Objective:
Pick out the lines below that include the string "afilados".

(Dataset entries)
....................

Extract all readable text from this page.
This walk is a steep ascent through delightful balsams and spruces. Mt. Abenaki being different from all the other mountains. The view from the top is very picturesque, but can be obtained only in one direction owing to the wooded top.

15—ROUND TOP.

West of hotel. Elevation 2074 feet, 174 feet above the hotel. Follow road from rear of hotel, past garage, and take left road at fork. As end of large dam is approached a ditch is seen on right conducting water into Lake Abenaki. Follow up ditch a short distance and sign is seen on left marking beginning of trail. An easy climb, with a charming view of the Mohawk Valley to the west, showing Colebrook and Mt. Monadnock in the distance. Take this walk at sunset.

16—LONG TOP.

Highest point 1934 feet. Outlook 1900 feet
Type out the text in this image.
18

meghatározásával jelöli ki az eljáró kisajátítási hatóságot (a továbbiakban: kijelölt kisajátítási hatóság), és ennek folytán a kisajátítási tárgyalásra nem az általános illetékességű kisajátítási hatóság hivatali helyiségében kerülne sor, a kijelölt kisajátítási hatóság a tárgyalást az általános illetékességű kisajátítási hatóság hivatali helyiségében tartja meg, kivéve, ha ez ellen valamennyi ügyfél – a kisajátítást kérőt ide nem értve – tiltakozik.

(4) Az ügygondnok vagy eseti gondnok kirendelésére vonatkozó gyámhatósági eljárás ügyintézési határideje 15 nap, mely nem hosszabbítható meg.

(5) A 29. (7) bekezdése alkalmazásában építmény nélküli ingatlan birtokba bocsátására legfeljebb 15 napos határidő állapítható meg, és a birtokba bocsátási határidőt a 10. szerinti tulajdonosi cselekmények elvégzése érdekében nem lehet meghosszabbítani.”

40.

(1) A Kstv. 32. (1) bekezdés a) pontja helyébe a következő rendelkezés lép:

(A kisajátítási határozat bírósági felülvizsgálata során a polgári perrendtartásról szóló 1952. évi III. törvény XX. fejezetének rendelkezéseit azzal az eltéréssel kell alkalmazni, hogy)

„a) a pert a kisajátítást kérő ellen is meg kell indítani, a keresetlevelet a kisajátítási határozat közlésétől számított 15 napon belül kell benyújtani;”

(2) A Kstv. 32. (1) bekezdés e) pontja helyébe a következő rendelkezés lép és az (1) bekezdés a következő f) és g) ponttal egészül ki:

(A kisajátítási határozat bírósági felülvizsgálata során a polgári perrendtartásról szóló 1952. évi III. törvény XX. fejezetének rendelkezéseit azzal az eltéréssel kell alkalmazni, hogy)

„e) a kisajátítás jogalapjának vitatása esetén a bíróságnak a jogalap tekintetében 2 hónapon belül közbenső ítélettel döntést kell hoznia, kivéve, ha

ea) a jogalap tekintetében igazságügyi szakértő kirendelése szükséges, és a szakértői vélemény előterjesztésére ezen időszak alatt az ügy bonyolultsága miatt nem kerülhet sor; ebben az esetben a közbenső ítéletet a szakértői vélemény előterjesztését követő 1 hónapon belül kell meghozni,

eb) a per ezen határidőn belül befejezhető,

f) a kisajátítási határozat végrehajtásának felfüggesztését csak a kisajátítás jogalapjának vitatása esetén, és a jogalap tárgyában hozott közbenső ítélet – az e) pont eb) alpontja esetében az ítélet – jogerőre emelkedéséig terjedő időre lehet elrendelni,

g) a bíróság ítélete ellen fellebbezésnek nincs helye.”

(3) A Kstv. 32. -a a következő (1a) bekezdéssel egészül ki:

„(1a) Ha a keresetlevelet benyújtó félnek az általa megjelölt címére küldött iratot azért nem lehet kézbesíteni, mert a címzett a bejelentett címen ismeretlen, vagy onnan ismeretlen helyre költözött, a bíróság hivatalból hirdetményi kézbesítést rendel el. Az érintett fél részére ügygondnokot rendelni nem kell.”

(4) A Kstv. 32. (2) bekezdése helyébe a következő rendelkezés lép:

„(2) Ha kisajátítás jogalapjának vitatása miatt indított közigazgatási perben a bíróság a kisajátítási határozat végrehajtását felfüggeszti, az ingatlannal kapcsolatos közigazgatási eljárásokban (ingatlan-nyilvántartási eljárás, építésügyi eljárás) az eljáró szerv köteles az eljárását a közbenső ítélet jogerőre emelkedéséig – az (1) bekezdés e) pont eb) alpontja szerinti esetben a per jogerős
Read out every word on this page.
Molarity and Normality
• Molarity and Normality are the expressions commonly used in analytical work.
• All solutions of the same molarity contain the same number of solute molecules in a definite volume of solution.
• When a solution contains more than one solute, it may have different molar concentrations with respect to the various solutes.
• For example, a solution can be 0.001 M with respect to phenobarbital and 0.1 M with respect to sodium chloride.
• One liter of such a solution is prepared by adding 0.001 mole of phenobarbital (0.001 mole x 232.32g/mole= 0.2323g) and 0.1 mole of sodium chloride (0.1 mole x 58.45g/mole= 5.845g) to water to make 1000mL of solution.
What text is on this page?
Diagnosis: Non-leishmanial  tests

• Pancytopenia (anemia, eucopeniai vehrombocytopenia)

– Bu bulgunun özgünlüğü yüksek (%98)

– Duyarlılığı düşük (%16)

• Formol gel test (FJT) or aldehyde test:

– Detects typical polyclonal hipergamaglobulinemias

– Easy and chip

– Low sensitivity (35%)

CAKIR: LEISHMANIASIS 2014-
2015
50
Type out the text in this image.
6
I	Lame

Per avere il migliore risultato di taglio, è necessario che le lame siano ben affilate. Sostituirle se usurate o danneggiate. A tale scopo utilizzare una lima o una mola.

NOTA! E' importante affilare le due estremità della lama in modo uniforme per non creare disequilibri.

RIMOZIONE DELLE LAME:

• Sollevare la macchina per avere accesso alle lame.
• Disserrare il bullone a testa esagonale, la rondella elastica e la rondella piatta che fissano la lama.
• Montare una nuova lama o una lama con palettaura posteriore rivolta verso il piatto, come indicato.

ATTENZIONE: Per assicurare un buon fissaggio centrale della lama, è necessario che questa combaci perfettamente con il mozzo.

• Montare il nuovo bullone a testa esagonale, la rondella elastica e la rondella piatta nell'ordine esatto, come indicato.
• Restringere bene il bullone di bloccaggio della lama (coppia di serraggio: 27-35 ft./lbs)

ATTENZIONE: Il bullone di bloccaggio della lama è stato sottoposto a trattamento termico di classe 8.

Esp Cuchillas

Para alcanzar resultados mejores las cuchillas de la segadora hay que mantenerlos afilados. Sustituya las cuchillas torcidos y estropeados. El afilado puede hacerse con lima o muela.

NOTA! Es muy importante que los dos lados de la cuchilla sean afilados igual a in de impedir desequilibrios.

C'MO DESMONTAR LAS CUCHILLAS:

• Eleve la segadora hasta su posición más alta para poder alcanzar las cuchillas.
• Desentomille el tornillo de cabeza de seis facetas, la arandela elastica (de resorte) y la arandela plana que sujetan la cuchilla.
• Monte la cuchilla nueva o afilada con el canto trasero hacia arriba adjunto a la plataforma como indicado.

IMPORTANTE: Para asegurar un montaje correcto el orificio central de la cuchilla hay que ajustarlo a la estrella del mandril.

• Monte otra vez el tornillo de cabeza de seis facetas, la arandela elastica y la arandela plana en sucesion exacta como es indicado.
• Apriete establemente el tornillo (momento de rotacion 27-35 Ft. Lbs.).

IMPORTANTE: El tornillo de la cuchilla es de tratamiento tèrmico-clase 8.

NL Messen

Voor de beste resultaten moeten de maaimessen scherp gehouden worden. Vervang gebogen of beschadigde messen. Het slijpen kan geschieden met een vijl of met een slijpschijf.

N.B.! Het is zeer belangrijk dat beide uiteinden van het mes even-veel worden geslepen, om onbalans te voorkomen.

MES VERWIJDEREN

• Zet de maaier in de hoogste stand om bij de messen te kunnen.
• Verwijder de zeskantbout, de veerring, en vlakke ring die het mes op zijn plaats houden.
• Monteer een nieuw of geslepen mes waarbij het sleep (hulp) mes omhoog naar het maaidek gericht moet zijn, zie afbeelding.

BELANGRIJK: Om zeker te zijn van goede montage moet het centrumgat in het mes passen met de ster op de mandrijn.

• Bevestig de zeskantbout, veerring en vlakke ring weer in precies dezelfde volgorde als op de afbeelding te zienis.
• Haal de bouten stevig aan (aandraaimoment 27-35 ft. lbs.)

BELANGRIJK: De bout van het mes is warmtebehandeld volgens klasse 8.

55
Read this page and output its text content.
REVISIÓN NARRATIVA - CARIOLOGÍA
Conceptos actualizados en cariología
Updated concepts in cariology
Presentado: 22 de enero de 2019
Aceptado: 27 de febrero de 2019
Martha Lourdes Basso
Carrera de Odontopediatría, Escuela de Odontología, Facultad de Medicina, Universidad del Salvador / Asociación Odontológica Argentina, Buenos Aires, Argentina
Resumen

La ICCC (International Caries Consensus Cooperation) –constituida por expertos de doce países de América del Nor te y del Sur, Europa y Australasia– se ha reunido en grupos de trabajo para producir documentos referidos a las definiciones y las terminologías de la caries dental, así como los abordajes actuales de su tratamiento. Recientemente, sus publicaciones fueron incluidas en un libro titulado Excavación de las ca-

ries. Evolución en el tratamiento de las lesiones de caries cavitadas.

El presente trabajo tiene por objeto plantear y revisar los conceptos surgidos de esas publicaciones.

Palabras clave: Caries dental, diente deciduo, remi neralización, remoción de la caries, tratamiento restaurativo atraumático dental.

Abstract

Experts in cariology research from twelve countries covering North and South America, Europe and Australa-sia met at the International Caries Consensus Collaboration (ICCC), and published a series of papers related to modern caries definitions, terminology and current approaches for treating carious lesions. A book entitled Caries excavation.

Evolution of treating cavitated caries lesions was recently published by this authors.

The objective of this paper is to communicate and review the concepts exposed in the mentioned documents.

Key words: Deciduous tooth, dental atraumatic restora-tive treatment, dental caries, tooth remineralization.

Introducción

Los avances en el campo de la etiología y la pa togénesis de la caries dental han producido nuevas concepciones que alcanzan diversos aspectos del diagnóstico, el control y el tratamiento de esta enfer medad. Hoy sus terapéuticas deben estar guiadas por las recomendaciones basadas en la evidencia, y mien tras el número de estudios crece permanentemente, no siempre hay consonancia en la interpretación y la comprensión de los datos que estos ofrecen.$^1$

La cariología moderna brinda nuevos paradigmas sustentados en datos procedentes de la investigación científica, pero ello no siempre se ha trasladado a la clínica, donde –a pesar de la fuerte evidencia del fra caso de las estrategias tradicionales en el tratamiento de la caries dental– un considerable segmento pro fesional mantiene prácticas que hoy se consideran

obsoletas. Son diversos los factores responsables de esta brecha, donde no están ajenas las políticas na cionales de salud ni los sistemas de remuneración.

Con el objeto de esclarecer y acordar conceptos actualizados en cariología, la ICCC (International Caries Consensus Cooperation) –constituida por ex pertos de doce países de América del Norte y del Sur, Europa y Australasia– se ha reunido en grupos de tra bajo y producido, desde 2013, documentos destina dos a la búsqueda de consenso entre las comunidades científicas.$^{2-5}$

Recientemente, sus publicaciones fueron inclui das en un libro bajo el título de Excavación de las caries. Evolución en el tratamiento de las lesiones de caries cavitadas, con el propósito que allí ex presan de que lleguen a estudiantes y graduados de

....................

Solution to this task:
Para alcanzar resultados mejores las cuchillas de la segadora hay que mantenerlos afilados. Sustituya las cuchillas torcidos y estropeados. El afilado puede hacerse con lima o muela.
NOTA! Es muy importante que los dos lados de la cuchilla sean afilados igual a in de impedir desequilibrios.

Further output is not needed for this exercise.